Saved data entries:
* * *

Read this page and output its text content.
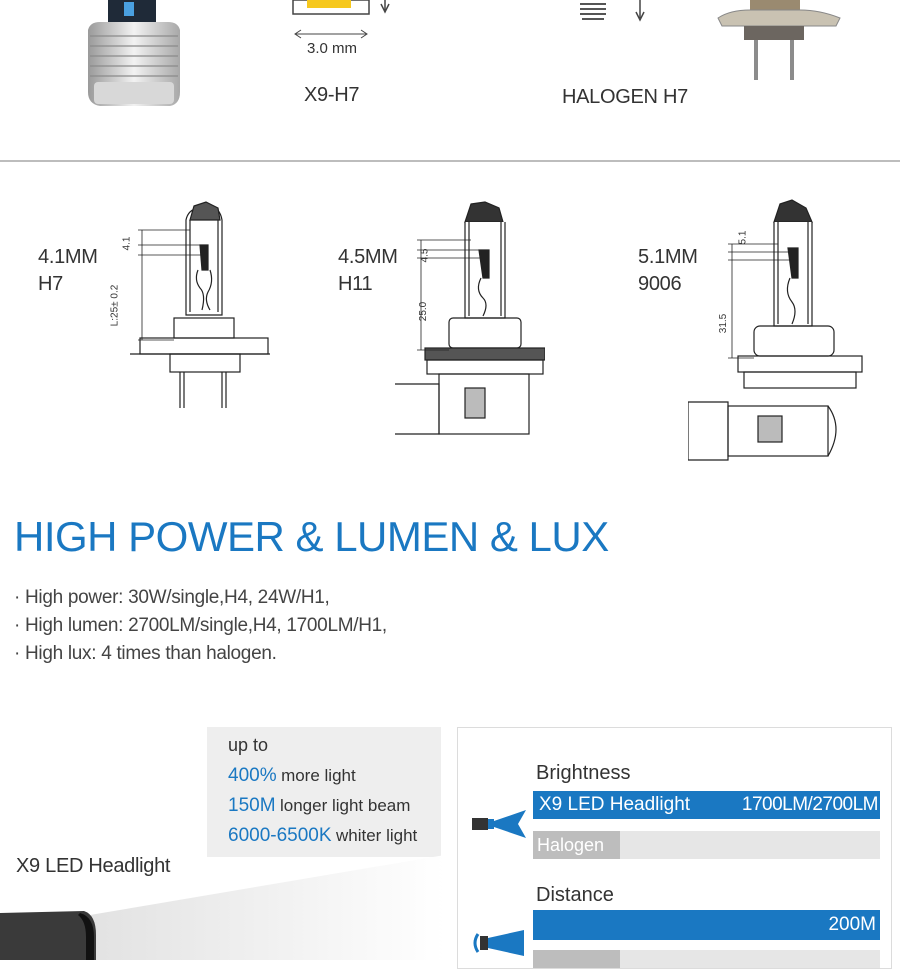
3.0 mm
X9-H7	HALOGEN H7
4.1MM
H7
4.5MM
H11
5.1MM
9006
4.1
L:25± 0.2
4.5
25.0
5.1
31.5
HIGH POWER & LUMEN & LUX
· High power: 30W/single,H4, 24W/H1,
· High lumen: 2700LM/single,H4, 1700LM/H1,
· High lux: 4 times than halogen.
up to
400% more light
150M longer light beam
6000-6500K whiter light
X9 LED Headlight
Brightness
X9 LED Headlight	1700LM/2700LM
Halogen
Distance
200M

* * *

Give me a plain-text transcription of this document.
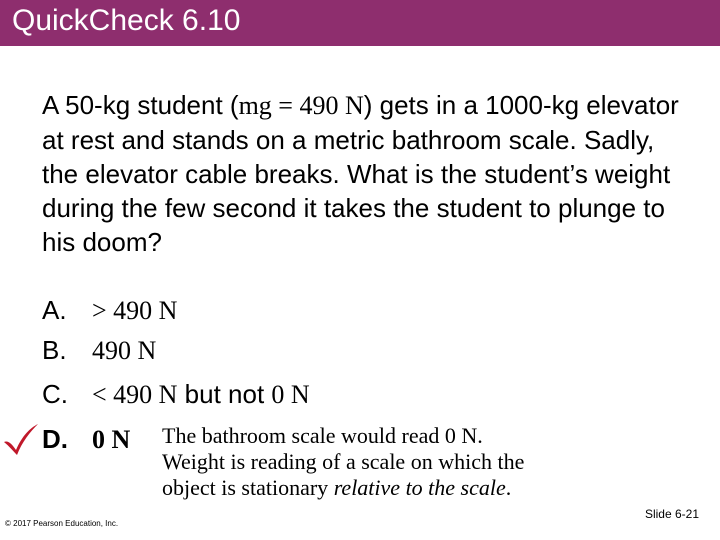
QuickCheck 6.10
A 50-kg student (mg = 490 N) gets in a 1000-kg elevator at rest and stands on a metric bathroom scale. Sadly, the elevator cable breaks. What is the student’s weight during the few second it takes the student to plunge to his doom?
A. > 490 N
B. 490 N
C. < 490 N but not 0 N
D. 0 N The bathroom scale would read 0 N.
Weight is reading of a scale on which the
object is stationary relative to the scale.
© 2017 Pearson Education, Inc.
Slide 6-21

* * *

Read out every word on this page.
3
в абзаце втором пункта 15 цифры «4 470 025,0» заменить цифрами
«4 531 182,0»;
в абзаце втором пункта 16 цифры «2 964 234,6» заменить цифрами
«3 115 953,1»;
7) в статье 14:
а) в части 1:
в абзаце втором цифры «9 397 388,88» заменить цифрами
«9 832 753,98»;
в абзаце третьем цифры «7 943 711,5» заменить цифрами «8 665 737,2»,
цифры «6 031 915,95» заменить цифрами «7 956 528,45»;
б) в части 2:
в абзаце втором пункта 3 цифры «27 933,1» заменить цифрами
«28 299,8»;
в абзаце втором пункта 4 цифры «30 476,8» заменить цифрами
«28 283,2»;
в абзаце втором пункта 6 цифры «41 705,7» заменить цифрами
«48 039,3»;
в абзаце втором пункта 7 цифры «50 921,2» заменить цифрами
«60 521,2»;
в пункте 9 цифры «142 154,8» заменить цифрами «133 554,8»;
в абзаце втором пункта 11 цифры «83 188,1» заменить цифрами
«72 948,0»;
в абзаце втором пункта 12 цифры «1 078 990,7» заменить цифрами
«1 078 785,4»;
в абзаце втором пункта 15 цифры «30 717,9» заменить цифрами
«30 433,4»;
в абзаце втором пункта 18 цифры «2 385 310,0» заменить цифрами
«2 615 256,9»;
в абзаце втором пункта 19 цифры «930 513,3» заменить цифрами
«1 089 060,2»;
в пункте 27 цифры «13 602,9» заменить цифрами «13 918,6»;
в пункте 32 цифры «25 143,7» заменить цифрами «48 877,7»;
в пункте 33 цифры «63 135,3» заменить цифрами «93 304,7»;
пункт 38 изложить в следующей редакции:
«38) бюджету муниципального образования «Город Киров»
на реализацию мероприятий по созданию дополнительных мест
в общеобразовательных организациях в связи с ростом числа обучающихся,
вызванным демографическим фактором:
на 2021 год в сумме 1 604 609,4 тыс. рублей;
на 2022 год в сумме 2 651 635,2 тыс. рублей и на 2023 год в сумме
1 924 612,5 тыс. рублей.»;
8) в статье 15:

* * *

▶ **What needs to be done**
Above are some records. Report the number of their lines that include "text", and add nothing else.

▶ **Reply to the exercise**
2